━━ Exercise material
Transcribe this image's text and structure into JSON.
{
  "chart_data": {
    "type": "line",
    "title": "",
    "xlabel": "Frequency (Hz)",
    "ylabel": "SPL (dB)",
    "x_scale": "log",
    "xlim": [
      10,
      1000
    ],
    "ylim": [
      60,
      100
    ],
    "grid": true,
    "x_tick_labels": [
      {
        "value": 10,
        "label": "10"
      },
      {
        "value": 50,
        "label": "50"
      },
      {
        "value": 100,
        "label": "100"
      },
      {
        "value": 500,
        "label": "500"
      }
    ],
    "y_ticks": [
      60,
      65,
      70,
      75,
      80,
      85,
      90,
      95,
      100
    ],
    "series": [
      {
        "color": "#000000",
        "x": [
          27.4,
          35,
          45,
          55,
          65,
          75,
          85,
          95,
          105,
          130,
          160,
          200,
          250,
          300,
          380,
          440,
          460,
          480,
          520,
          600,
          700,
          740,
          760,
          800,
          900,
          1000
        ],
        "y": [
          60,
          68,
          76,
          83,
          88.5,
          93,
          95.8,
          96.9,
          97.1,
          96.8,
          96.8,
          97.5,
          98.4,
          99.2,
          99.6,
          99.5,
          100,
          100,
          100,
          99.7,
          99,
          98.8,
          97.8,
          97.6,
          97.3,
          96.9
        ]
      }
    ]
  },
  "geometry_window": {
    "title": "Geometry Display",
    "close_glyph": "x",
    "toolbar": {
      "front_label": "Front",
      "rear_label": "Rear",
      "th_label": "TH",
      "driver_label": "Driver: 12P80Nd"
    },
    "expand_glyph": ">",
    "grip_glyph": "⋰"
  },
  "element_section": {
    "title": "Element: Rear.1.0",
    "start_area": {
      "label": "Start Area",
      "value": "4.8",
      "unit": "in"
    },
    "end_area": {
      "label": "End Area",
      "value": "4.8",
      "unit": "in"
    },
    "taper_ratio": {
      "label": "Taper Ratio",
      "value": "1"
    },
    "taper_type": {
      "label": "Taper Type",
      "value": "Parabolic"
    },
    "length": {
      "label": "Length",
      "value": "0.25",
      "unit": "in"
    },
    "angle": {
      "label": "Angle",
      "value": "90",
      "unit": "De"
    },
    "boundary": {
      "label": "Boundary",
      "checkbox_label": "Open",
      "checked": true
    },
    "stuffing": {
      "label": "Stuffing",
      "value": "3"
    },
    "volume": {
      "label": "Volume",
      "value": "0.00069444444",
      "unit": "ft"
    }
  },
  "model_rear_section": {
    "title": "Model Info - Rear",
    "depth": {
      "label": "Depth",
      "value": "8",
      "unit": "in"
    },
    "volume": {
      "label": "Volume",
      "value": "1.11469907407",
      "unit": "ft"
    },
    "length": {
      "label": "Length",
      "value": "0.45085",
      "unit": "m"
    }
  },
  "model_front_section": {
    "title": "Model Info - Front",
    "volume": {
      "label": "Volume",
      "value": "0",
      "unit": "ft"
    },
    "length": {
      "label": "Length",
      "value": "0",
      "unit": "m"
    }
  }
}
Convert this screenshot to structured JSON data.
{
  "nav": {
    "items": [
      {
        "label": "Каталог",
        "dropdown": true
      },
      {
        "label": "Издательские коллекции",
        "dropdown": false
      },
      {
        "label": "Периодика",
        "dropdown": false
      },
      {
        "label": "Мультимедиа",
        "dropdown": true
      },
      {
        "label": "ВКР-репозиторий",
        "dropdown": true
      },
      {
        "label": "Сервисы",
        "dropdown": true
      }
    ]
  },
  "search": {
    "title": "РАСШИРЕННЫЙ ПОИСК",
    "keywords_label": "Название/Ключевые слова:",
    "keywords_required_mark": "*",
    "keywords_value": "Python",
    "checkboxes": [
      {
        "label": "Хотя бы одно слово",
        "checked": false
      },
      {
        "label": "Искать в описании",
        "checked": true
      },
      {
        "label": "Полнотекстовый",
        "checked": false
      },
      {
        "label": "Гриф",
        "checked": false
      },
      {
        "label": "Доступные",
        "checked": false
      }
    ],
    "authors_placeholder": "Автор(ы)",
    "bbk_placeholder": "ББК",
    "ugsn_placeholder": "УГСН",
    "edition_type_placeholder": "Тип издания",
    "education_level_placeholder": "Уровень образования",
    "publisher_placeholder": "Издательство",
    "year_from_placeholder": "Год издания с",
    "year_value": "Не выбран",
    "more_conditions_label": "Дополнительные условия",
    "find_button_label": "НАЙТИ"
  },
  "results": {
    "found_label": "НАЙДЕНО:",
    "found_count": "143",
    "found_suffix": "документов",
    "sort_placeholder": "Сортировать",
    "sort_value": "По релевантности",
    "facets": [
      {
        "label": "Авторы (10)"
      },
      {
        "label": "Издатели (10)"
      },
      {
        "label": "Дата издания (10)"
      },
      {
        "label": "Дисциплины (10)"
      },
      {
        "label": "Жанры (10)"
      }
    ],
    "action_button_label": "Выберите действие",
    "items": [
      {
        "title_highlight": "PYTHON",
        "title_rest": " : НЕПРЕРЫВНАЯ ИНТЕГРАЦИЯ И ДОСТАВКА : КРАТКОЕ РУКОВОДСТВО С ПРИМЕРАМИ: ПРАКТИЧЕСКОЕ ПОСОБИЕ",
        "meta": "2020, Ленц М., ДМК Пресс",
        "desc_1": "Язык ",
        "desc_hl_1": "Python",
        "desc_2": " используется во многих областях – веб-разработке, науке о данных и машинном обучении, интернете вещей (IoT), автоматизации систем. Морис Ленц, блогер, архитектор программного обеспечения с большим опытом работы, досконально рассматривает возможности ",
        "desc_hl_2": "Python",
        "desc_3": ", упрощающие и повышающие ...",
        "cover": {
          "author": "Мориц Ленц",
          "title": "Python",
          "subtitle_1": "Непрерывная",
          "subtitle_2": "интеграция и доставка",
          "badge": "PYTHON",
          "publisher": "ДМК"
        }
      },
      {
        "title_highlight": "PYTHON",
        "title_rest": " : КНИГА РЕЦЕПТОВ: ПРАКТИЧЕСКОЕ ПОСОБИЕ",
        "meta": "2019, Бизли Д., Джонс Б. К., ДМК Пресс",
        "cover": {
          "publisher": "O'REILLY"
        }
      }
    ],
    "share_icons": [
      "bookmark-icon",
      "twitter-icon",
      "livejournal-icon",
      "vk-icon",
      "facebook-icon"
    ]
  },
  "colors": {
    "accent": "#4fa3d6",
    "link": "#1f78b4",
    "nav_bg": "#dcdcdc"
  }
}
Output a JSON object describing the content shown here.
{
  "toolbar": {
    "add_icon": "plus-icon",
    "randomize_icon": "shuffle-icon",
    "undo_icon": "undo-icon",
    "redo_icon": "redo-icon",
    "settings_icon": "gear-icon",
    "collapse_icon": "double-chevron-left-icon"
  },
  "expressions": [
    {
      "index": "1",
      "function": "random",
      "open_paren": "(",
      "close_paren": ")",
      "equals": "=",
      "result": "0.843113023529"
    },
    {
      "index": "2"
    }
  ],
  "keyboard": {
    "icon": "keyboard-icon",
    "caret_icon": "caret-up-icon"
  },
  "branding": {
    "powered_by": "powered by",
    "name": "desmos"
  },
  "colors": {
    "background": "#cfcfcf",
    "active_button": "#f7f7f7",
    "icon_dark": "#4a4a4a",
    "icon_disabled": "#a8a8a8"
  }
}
━━━━
*The request:* Copy out the whole listing exactly; please set it all down.

*Written response:*
Transcribe this image's text and structure into JSON.
{
  "chart_data": {
    "type": "line",
    "title": "",
    "xlabel": "Frequency (Hz)",
    "ylabel": "SPL (dB)",
    "x_scale": "log",
    "xlim": [
      10,
      1000
    ],
    "ylim": [
      60,
      100
    ],
    "grid": true,
    "x_tick_labels": [
      {
        "value": 10,
        "label": "10"
      },
      {
        "value": 50,
        "label": "50"
      },
      {
        "value": 100,
        "label": "100"
      },
      {
        "value": 500,
        "label": "500"
      }
    ],
    "y_ticks": [
      60,
      65,
      70,
      75,
      80,
      85,
      90,
      95,
      100
    ],
    "series": [
      {
        "color": "#000000",
        "x": [
          27.4,
          35,
          45,
          55,
          65,
          75,
          85,
          95,
          105,
          130,
          160,
          200,
          250,
          300,
          380,
          440,
          460,
          480,
          520,
          600,
          700,
          740,
          760,
          800,
          900,
          1000
        ],
        "y": [
          60,
          68,
          76,
          83,
          88.5,
          93,
          95.8,
          96.9,
          97.1,
          96.8,
          96.8,
          97.5,
          98.4,
          99.2,
          99.6,
          99.5,
          100,
          100,
          100,
          99.7,
          99,
          98.8,
          97.8,
          97.6,
          97.3,
          96.9
        ]
      }
    ]
  },
  "geometry_window": {
    "title": "Geometry Display",
    "close_glyph": "x",
    "toolbar": {
      "front_label": "Front",
      "rear_label": "Rear",
      "th_label": "TH",
      "driver_label": "Driver: 12P80Nd"
    },
    "expand_glyph": ">",
    "grip_glyph": "⋰"
  },
  "element_section": {
    "title": "Element: Rear.1.0",
    "start_area": {
      "label": "Start Area",
      "value": "4.8",
      "unit": "in"
    },
    "end_area": {
      "label": "End Area",
      "value": "4.8",
      "unit": "in"
    },
    "taper_ratio": {
      "label": "Taper Ratio",
      "value": "1"
    },
    "taper_type": {
      "label": "Taper Type",
      "value": "Parabolic"
    },
    "length": {
      "label": "Length",
      "value": "0.25",
      "unit": "in"
    },
    "angle": {
      "label": "Angle",
      "value": "90",
      "unit": "De"
    },
    "boundary": {
      "label": "Boundary",
      "checkbox_label": "Open",
      "checked": true
    },
    "stuffing": {
      "label": "Stuffing",
      "value": "3"
    },
    "volume": {
      "label": "Volume",
      "value": "0.00069444444",
      "unit": "ft"
    }
  },
  "model_rear_section": {
    "title": "Model Info - Rear",
    "depth": {
      "label": "Depth",
      "value": "8",
      "unit": "in"
    },
    "volume": {
      "label": "Volume",
      "value": "1.11469907407",
      "unit": "ft"
    },
    "length": {
      "label": "Length",
      "value": "0.45085",
      "unit": "m"
    }
  },
  "model_front_section": {
    "title": "Model Info - Front",
    "volume": {
      "label": "Volume",
      "value": "0",
      "unit": "ft"
    },
    "length": {
      "label": "Length",
      "value": "0",
      "unit": "m"
    }
  }
}
Convert this screenshot to structured JSON data.
{
  "nav": {
    "items": [
      {
        "label": "Каталог",
        "dropdown": true
      },
      {
        "label": "Издательские коллекции",
        "dropdown": false
      },
      {
        "label": "Периодика",
        "dropdown": false
      },
      {
        "label": "Мультимедиа",
        "dropdown": true
      },
      {
        "label": "ВКР-репозиторий",
        "dropdown": true
      },
      {
        "label": "Сервисы",
        "dropdown": true
      }
    ]
  },
  "search": {
    "title": "РАСШИРЕННЫЙ ПОИСК",
    "keywords_label": "Название/Ключевые слова:",
    "keywords_required_mark": "*",
    "keywords_value": "Python",
    "checkboxes": [
      {
        "label": "Хотя бы одно слово",
        "checked": false
      },
      {
        "label": "Искать в описании",
        "checked": true
      },
      {
        "label": "Полнотекстовый",
        "checked": false
      },
      {
        "label": "Гриф",
        "checked": false
      },
      {
        "label": "Доступные",
        "checked": false
      }
    ],
    "authors_placeholder": "Автор(ы)",
    "bbk_placeholder": "ББК",
    "ugsn_placeholder": "УГСН",
    "edition_type_placeholder": "Тип издания",
    "education_level_placeholder": "Уровень образования",
    "publisher_placeholder": "Издательство",
    "year_from_placeholder": "Год издания с",
    "year_value": "Не выбран",
    "more_conditions_label": "Дополнительные условия",
    "find_button_label": "НАЙТИ"
  },
  "results": {
    "found_label": "НАЙДЕНО:",
    "found_count": "143",
    "found_suffix": "документов",
    "sort_placeholder": "Сортировать",
    "sort_value": "По релевантности",
    "facets": [
      {
        "label": "Авторы (10)"
      },
      {
        "label": "Издатели (10)"
      },
      {
        "label": "Дата издания (10)"
      },
      {
        "label": "Дисциплины (10)"
      },
      {
        "label": "Жанры (10)"
      }
    ],
    "action_button_label": "Выберите действие",
    "items": [
      {
        "title_highlight": "PYTHON",
        "title_rest": " : НЕПРЕРЫВНАЯ ИНТЕГРАЦИЯ И ДОСТАВКА : КРАТКОЕ РУКОВОДСТВО С ПРИМЕРАМИ: ПРАКТИЧЕСКОЕ ПОСОБИЕ",
        "meta": "2020, Ленц М., ДМК Пресс",
        "desc_1": "Язык ",
        "desc_hl_1": "Python",
        "desc_2": " используется во многих областях – веб-разработке, науке о данных и машинном обучении, интернете вещей (IoT), автоматизации систем. Морис Ленц, блогер, архитектор программного обеспечения с большим опытом работы, досконально рассматривает возможности ",
        "desc_hl_2": "Python",
        "desc_3": ", упрощающие и повышающие ...",
        "cover": {
          "author": "Мориц Ленц",
          "title": "Python",
          "subtitle_1": "Непрерывная",
          "subtitle_2": "интеграция и доставка",
          "badge": "PYTHON",
          "publisher": "ДМК"
        }
      },
      {
        "title_highlight": "PYTHON",
        "title_rest": " : КНИГА РЕЦЕПТОВ: ПРАКТИЧЕСКОЕ ПОСОБИЕ",
        "meta": "2019, Бизли Д., Джонс Б. К., ДМК Пресс",
        "cover": {
          "publisher": "O'REILLY"
        }
      }
    ],
    "share_icons": [
      "bookmark-icon",
      "twitter-icon",
      "livejournal-icon",
      "vk-icon",
      "facebook-icon"
    ]
  },
  "colors": {
    "accent": "#4fa3d6",
    "link": "#1f78b4",
    "nav_bg": "#dcdcdc"
  }
}
Output a JSON object describing the content shown here.
{
  "toolbar": {
    "add_icon": "plus-icon",
    "randomize_icon": "shuffle-icon",
    "undo_icon": "undo-icon",
    "redo_icon": "redo-icon",
    "settings_icon": "gear-icon",
    "collapse_icon": "double-chevron-left-icon"
  },
  "expressions": [
    {
      "index": "1",
      "function": "random",
      "open_paren": "(",
      "close_paren": ")",
      "equals": "=",
      "result": "0.843113023529"
    },
    {
      "index": "2"
    }
  ],
  "keyboard": {
    "icon": "keyboard-icon",
    "caret_icon": "caret-up-icon"
  },
  "branding": {
    "powered_by": "powered by",
    "name": "desmos"
  },
  "colors": {
    "background": "#cfcfcf",
    "active_button": "#f7f7f7",
    "icon_dark": "#4a4a4a",
    "icon_disabled": "#a8a8a8"
  }
}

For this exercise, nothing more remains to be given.